- _DIRECTIONS_:
Check each line of the records below and collect those holding "航拍中国".

- _RECORDS SHOWN_:

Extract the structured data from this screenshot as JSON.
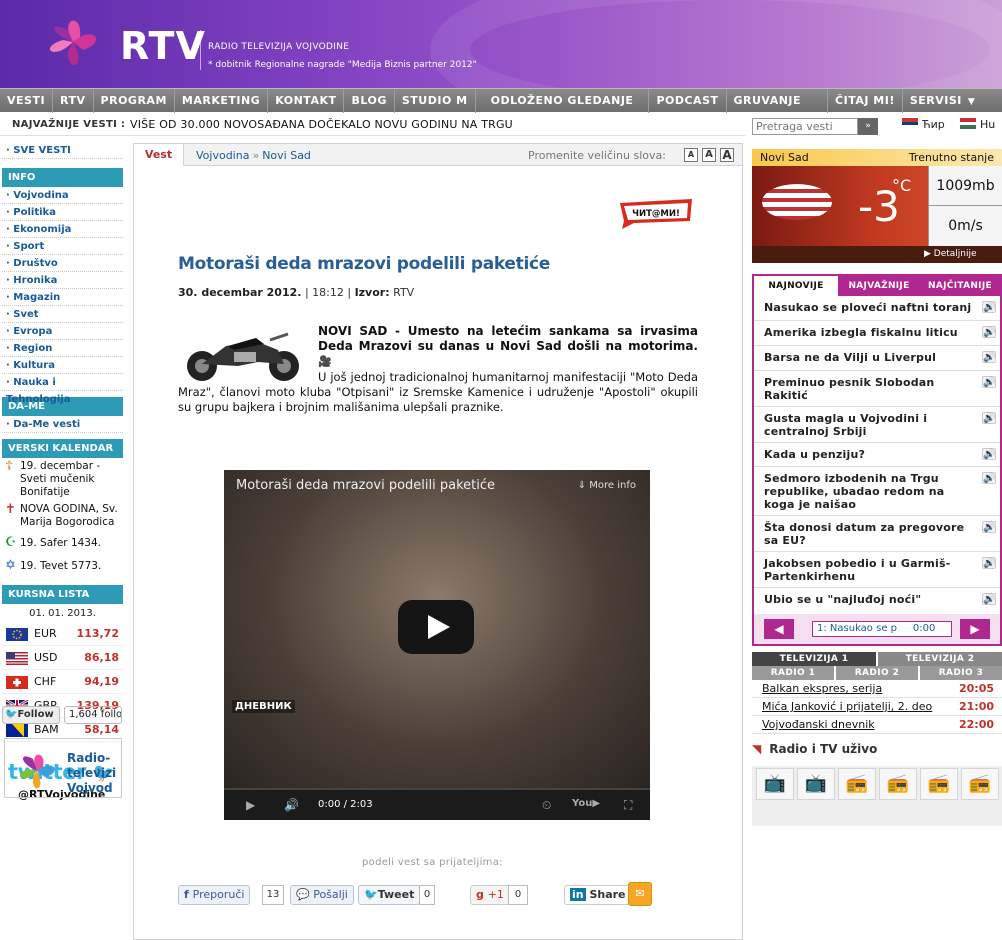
{
  "header": {
    "logo": "RTV",
    "sub1": "RADIO TELEVIZIJA VOJVODINE",
    "sub2": "* dobitnik Regionalne nagrade \"Medija Biznis partner 2012\""
  },
  "nav": [
    "VESTI",
    "RTV",
    "PROGRAM",
    "MARKETING",
    "KONTAKT",
    "BLOG",
    "STUDIO M",
    "ODLOŽENO GLEDANJE",
    "PODCAST",
    "GRUVANJE",
    "ČITAJ MI!",
    "SERVISI"
  ],
  "ticker": {
    "label": "NAJVAŽNIJE VESTI :",
    "text": "VIŠE OD 30.000 NOVOSAĐANA DOČEKALO NOVU GODINU NA TRGU"
  },
  "search": {
    "placeholder": "Pretraga vesti",
    "btn": "»"
  },
  "lang": {
    "cyr": "Ћир",
    "hu": "Hu"
  },
  "left": {
    "all_news": "SVE VESTI",
    "info_head": "INFO",
    "info_links": [
      "Vojvodina",
      "Politika",
      "Ekonomija",
      "Sport",
      "Društvo",
      "Hronika",
      "Magazin",
      "Svet",
      "Evropa",
      "Region",
      "Kultura",
      "Nauka i Tehnologija"
    ],
    "dame_head": "DA-ME",
    "dame_links": [
      "Da-Me vesti"
    ],
    "cal_head": "VERSKI KALENDAR",
    "calendar": [
      {
        "icon": "☦",
        "color": "#d08020",
        "text": "19. decembar - Sveti mučenik Bonifatije"
      },
      {
        "icon": "✝",
        "color": "#c0322a",
        "text": "NOVA GODINA, Sv. Marija Bogorodica"
      },
      {
        "icon": "☪",
        "color": "#1c9a3a",
        "text": "19. Safer 1434."
      },
      {
        "icon": "✡",
        "color": "#2a5eb6",
        "text": "19. Tevet 5773."
      }
    ],
    "fx_head": "KURSNA LISTA",
    "fx_date": "01. 01. 2013.",
    "fx": [
      {
        "cur": "EUR",
        "val": "113,72"
      },
      {
        "cur": "USD",
        "val": "86,18"
      },
      {
        "cur": "CHF",
        "val": "94,19"
      },
      {
        "cur": "GBP",
        "val": "139,19"
      },
      {
        "cur": "BAM",
        "val": "58,14"
      }
    ],
    "twitter": "twitter",
    "twitter_handle": "@RTVojvodine",
    "follow_btn": "Follow",
    "follow_count": "1,604 follo",
    "fb_name": "Radio-\ntelevizi\nVojvod"
  },
  "main": {
    "tab": "Vest",
    "crumb1": "Vojvodina",
    "crumb_sep": "»",
    "crumb2": "Novi Sad",
    "font_label": "Promenite veličinu slova:",
    "font_btns": [
      "A",
      "A",
      "A"
    ],
    "citaj": "ЧИТ@МИ!",
    "title": "Motoraši deda mrazovi podelili paketiće",
    "date": "30. decembar 2012.",
    "time": "| 18:12 |",
    "source_lbl": "Izvor:",
    "source": "RTV",
    "lead": "NOVI SAD - Umesto na letećim sankama sa irvasima Deda Mrazovi su danas u Novi Sad došli na motorima.",
    "body": "U još jednoj tradicionalnoj humanitarnoj manifestaciji \"Moto Deda Mraz\", članovi moto kluba \"Otpisani\" iz Sremske Kamenice i udruženje \"Apostoli\" okupili su grupu bajkera i brojnim mališanima ulepšali praznike.",
    "video_title": "Motoraši deda mrazovi podelili paketiće",
    "video_more": "More info",
    "video_time": "0:00 / 2:03",
    "video_logo": "ДНЕВНИК",
    "share_label": "podeli vest sa prijateljima:",
    "fb_share": "Preporuči",
    "fb_count": "13",
    "send": "Pošalji",
    "tweet": "Tweet",
    "tweet_count": "0",
    "gplus": "+1",
    "gplus_count": "0",
    "li_share": "Share"
  },
  "weather": {
    "city": "Novi Sad",
    "state": "Trenutno stanje",
    "temp": "-3",
    "unit": "°C",
    "pressure": "1009mb",
    "wind": "0m/s",
    "details": "▶ Detaljnije"
  },
  "newsbox": {
    "tabs": [
      "NAJNOVIJE",
      "NAJVAŽNIJE",
      "NAJČITANIJE"
    ],
    "items": [
      "Nasukao se ploveći naftni toranj",
      "Amerika izbegla fiskalnu liticu",
      "Barsa ne da Vilji u Liverpul",
      "Preminuo pesnik Slobodan Rakitić",
      "Gusta magla u Vojvodini i centralnoj Srbiji",
      "Kada u penziju?",
      "Sedmoro izbodenih na Trgu republike, ubadao redom na koga je naišao",
      "Šta donosi datum za pregovore sa EU?",
      "Jakobsen pobedio i u Garmiš-Partenkirhenu",
      "Ubio se u \"najluđoj noći\""
    ],
    "status": "1: Nasukao se p",
    "status_time": "0:00"
  },
  "tv": {
    "tabs1": [
      "TELEVIZIJA 1",
      "TELEVIZIJA 2"
    ],
    "tabs2": [
      "RADIO 1",
      "RADIO 2",
      "RADIO 3"
    ],
    "rows": [
      {
        "show": "Balkan ekspres, serija",
        "time": "20:05"
      },
      {
        "show": "Mića Janković i prijatelji, 2. deo",
        "time": "21:00"
      },
      {
        "show": "Vojvođanski dnevnik",
        "time": "22:00"
      }
    ],
    "live": "Radio i TV uživo"
  }
}
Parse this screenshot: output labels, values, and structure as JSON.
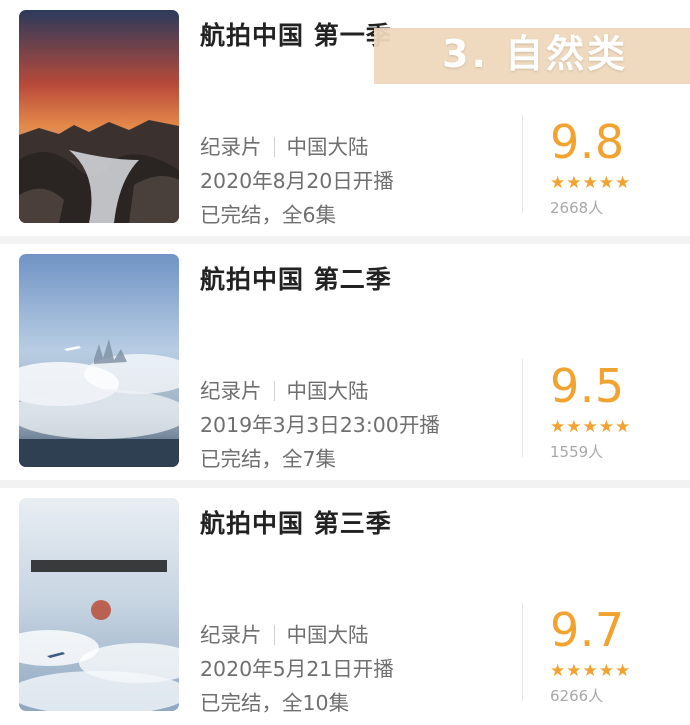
{
  "banner": {
    "text": "3. 自然类"
  },
  "items": [
    {
      "title": "航拍中国 第一季",
      "genre": "纪录片",
      "region": "中国大陆",
      "premiere": "2020年8月20日开播",
      "status": "已完结，全6集",
      "score": "9.8",
      "stars": "★★★★★",
      "count": "2668人",
      "poster_icon": "poster-coastal-sunset"
    },
    {
      "title": "航拍中国 第二季",
      "genre": "纪录片",
      "region": "中国大陆",
      "premiere": "2019年3月3日23:00开播",
      "status": "已完结，全7集",
      "score": "9.5",
      "stars": "★★★★★",
      "count": "1559人",
      "poster_icon": "poster-cloud-city"
    },
    {
      "title": "航拍中国 第三季",
      "genre": "纪录片",
      "region": "中国大陆",
      "premiere": "2020年5月21日开播",
      "status": "已完结，全10集",
      "score": "9.7",
      "stars": "★★★★★",
      "count": "6266人",
      "poster_icon": "poster-sky-flight"
    }
  ],
  "colors": {
    "accent": "#f2a22e",
    "banner": "#eed8bd",
    "separator": "#f2f2f2"
  }
}
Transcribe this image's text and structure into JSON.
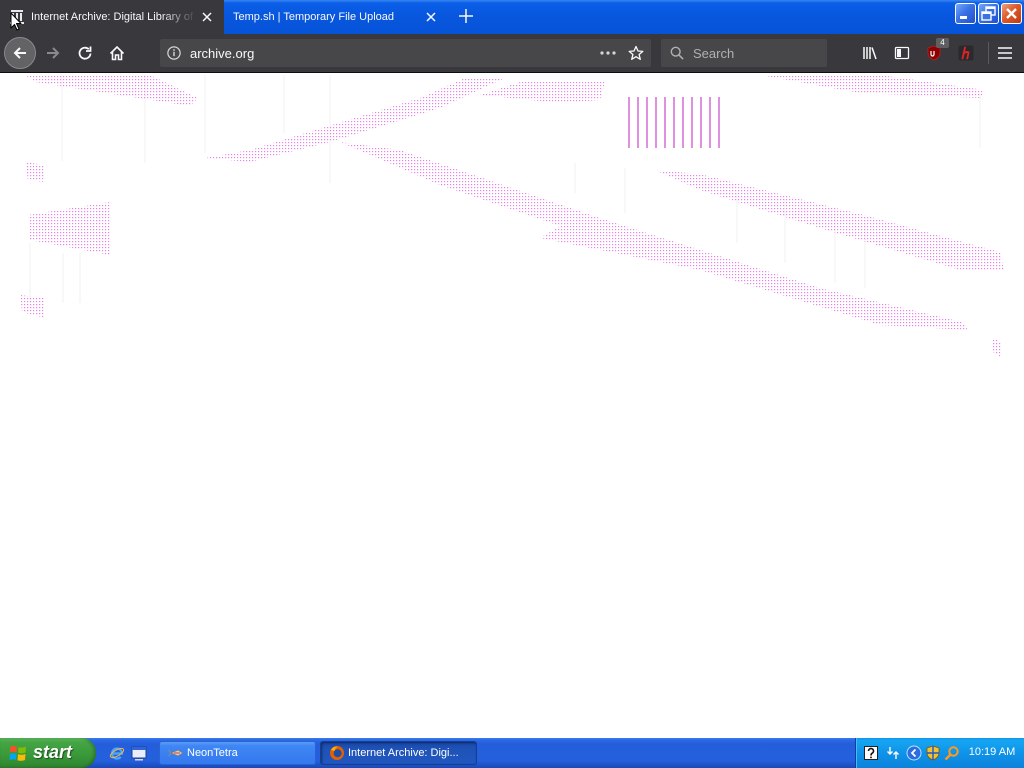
{
  "window": {
    "controls": [
      "minimize-icon",
      "restore-icon",
      "close-icon"
    ]
  },
  "browser": {
    "tabs": [
      {
        "label": "Internet Archive: Digital Library of",
        "icon": "archive-favicon-icon",
        "active": true
      },
      {
        "label": "Temp.sh | Temporary File Upload",
        "active": false
      }
    ],
    "toolbar": {
      "nav_buttons": [
        "back-icon",
        "forward-icon",
        "reload-icon",
        "home-icon"
      ],
      "url": "archive.org",
      "url_icons": [
        "info-icon",
        "page-actions-icon",
        "bookmark-star-icon"
      ],
      "search_placeholder": "Search",
      "extension_icons": [
        "library-icon",
        "sidebar-icon",
        "ublock-origin-icon",
        "h-extension-icon",
        "menu-icon"
      ],
      "ublock_badge": "4"
    }
  },
  "taskbar": {
    "start_label": "start",
    "quick_launch": [
      "internet-explorer-icon",
      "show-desktop-icon"
    ],
    "buttons": [
      {
        "label": "NeonTetra",
        "icon": "neontetra-app-icon",
        "active": false
      },
      {
        "label": "Internet Archive: Digi...",
        "icon": "firefox-icon",
        "active": true
      }
    ],
    "tray_icons": [
      "help-icon",
      "sync-arrows-icon",
      "show-hidden-icons-icon",
      "security-shield-icon",
      "orange-magnifier-icon"
    ],
    "clock": "10:19 AM"
  },
  "colors": {
    "chrome_dark": "#38383d",
    "urlbar_bg": "#474749",
    "text_light": "#f9f9fa",
    "text_muted": "#b1b1b3",
    "xp_title_blue": "#0857de",
    "xp_taskbar_blue": "#245edb",
    "xp_start_green": "#3a9a3a",
    "xp_tray_blue": "#0f93e9",
    "artifact_magenta": "#d040d0"
  }
}
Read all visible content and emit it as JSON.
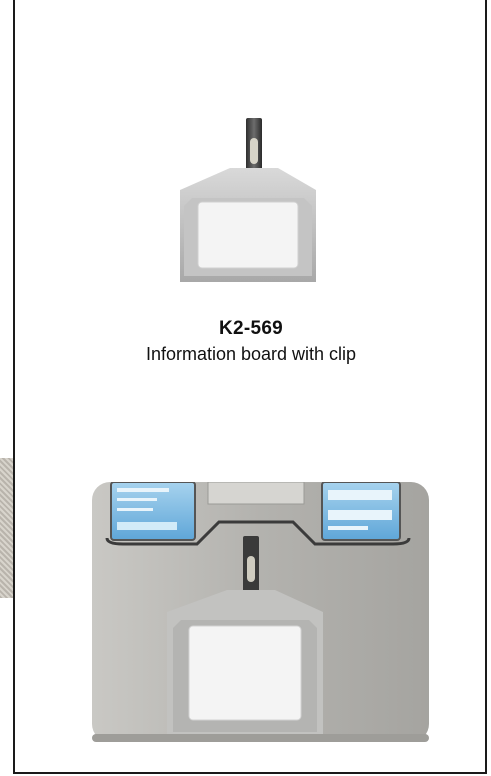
{
  "product": {
    "code": "K2-569",
    "description": "Information board with clip"
  },
  "colors": {
    "border": "#1a1a1a",
    "text": "#111111",
    "board_white": "#f4f4f4",
    "board_frame": "#c9c9c9",
    "device_body": "#bdbcb8"
  }
}
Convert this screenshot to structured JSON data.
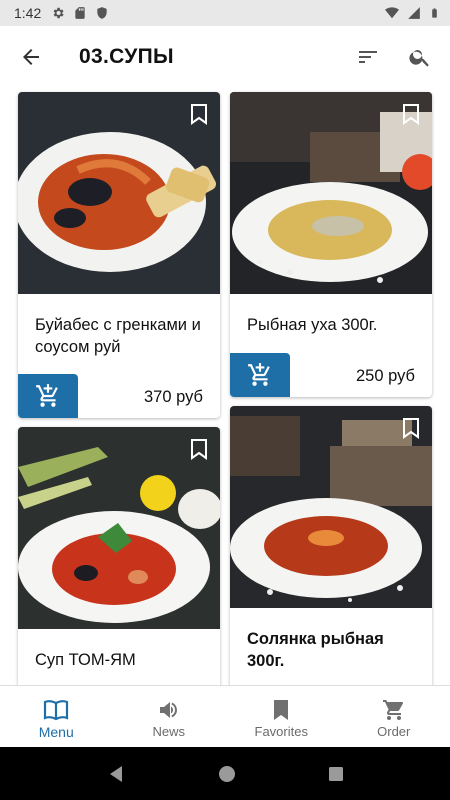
{
  "status_bar": {
    "time": "1:42"
  },
  "app_bar": {
    "title": "03.СУПЫ"
  },
  "cards": [
    {
      "title": "Буйабес с гренками и соусом руй",
      "price": "370 руб"
    },
    {
      "title": "Рыбная уха 300г.",
      "price": "250 руб"
    },
    {
      "title": "Суп ТОМ-ЯМ",
      "price": ""
    },
    {
      "title": "Солянка рыбная 300г.",
      "price": ""
    }
  ],
  "bottom_nav": [
    {
      "label": "Menu",
      "icon": "book-open-icon",
      "active": true
    },
    {
      "label": "News",
      "icon": "megaphone-icon",
      "active": false
    },
    {
      "label": "Favorites",
      "icon": "bookmark-icon",
      "active": false
    },
    {
      "label": "Order",
      "icon": "cart-icon",
      "active": false
    }
  ],
  "colors": {
    "accent": "#1e6fa8",
    "status_bar": "#e8e8e8",
    "system_nav": "#000000"
  }
}
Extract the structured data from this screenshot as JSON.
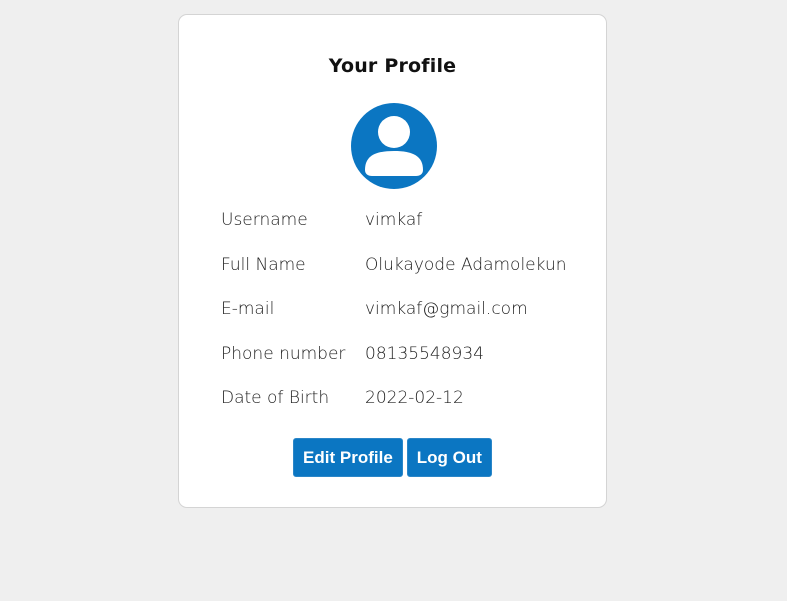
{
  "profile": {
    "title": "Your Profile",
    "avatar_icon": "user-avatar-icon",
    "fields": [
      {
        "label": "Username",
        "value": "vimkaf"
      },
      {
        "label": "Full Name",
        "value": "Olukayode Adamolekun"
      },
      {
        "label": "E-mail",
        "value": "vimkaf@gmail.com"
      },
      {
        "label": "Phone number",
        "value": "08135548934"
      },
      {
        "label": "Date of Birth",
        "value": "2022-02-12"
      }
    ],
    "actions": {
      "edit_label": "Edit Profile",
      "logout_label": "Log Out"
    }
  },
  "colors": {
    "accent": "#0b76c2",
    "background": "#efefef",
    "card": "#ffffff"
  }
}
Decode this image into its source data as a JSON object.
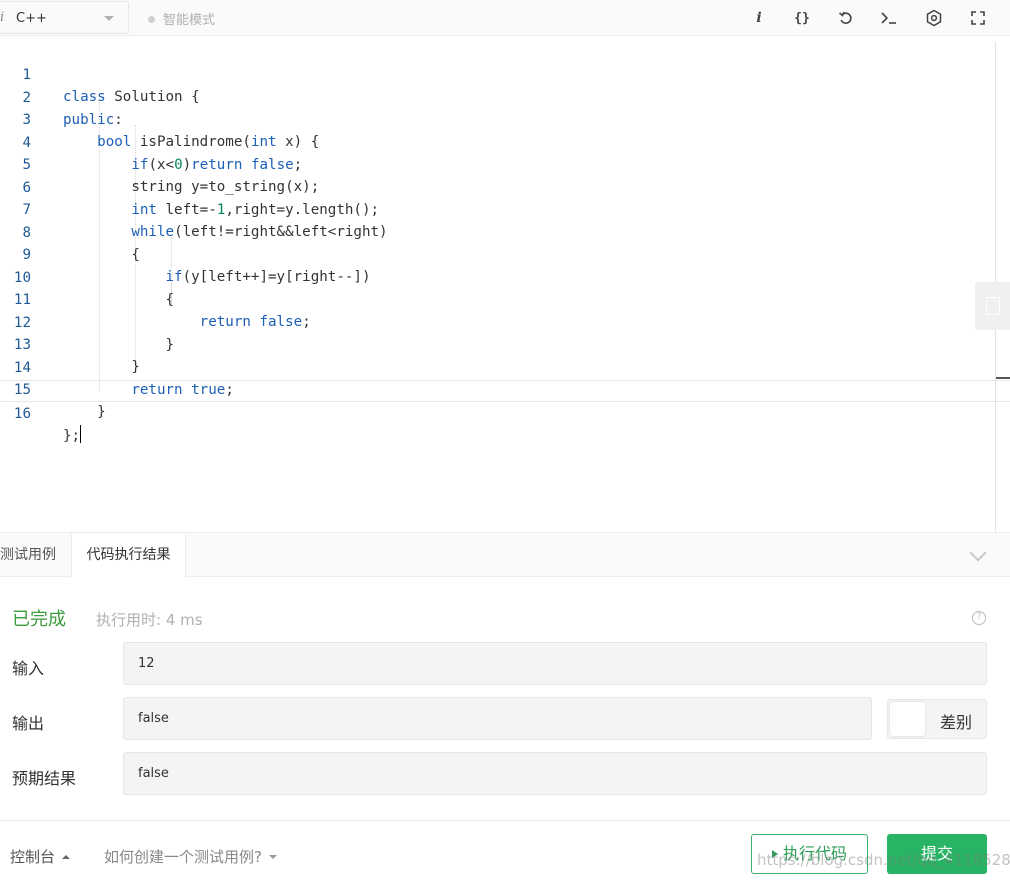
{
  "toolbar": {
    "language": "C++",
    "mode": "智能模式",
    "icons": [
      "info-icon",
      "format-icon",
      "reset-icon",
      "terminal-icon",
      "settings-icon",
      "fullscreen-icon"
    ]
  },
  "editor": {
    "lines": [
      {
        "no": "1",
        "code": "class Solution {"
      },
      {
        "no": "2",
        "code": "public:"
      },
      {
        "no": "3",
        "code": "    bool isPalindrome(int x) {"
      },
      {
        "no": "4",
        "code": "        if(x<0)return false;"
      },
      {
        "no": "5",
        "code": "        string y=to_string(x);"
      },
      {
        "no": "6",
        "code": "        int left=-1,right=y.length();"
      },
      {
        "no": "7",
        "code": "        while(left!=right&&left<right)"
      },
      {
        "no": "8",
        "code": "        {"
      },
      {
        "no": "9",
        "code": "            if(y[left++]=y[right--])"
      },
      {
        "no": "10",
        "code": "            {"
      },
      {
        "no": "11",
        "code": "                return false;"
      },
      {
        "no": "12",
        "code": "            }"
      },
      {
        "no": "13",
        "code": "        }"
      },
      {
        "no": "14",
        "code": "        return true;"
      },
      {
        "no": "15",
        "code": "    }"
      },
      {
        "no": "16",
        "code": "};"
      }
    ],
    "active_line": 16
  },
  "tabs": {
    "test_cases": "测试用例",
    "result": "代码执行结果"
  },
  "result": {
    "status": "已完成",
    "runtime": "执行用时: 4 ms",
    "input_label": "输入",
    "input_value": "12",
    "output_label": "输出",
    "output_value": "false",
    "expected_label": "预期结果",
    "expected_value": "false",
    "diff_label": "差别"
  },
  "footer": {
    "console": "控制台",
    "howto": "如何创建一个测试用例?",
    "run": "执行代码",
    "submit": "提交",
    "watermark": "https://blog.csdn.net/qq_41185288"
  },
  "colors": {
    "accent_green": "#28b464",
    "status_green": "#3c9c3c",
    "keyword_blue": "#1c5fb5"
  }
}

- _RESPONSE TO THE EXERCISE_:
      "title": "航拍中国 第一季",
      "title": "航拍中国 第二季",
      "title": "航拍中国 第三季",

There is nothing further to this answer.